## RECORDS

--

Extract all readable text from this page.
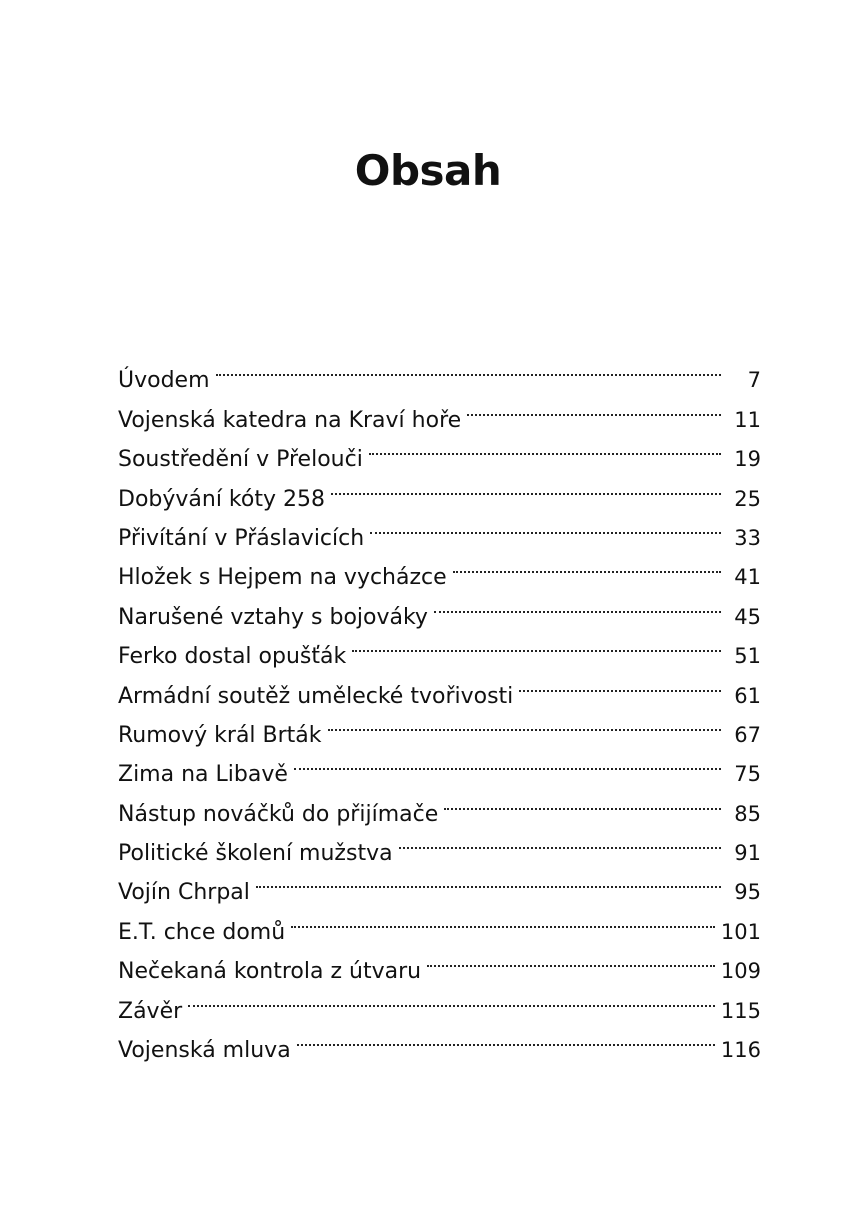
Obsah
Úvodem	7
Vojenská katedra na Kraví hoře	11
Soustředění v Přelouči	19
Dobývání kóty 258	25
Přivítání v Přáslavicích	33
Hložek s Hejpem na vycházce	41
Narušené vztahy s bojováky	45
Ferko dostal opušťák	51
Armádní soutěž umělecké tvořivosti	61
Rumový král Brták	67
Zima na Libavě	75
Nástup nováčků do přijímače	85
Politické školení mužstva	91
Vojín Chrpal	95
E.T. chce domů	101
Nečekaná kontrola z útvaru	109
Závěr	115
Vojenská mluva	116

--

## REQUIRED TASK
Make an exact copy of all the material, but keep the pictures out of it.

## RESULT FOR THIS TASK
Extract all readable text from this page.
Obsah
Úvodem	7
Vojenská katedra na Kraví hoře	11
Soustředění v Přelouči	19
Dobývání kóty 258	25
Přivítání v Přáslavicích	33
Hložek s Hejpem na vycházce	41
Narušené vztahy s bojováky	45
Ferko dostal opušťák	51
Armádní soutěž umělecké tvořivosti	61
Rumový král Brták	67
Zima na Libavě	75
Nástup nováčků do přijímače	85
Politické školení mužstva	91
Vojín Chrpal	95
E.T. chce domů	101
Nečekaná kontrola z útvaru	109
Závěr	115
Vojenská mluva	116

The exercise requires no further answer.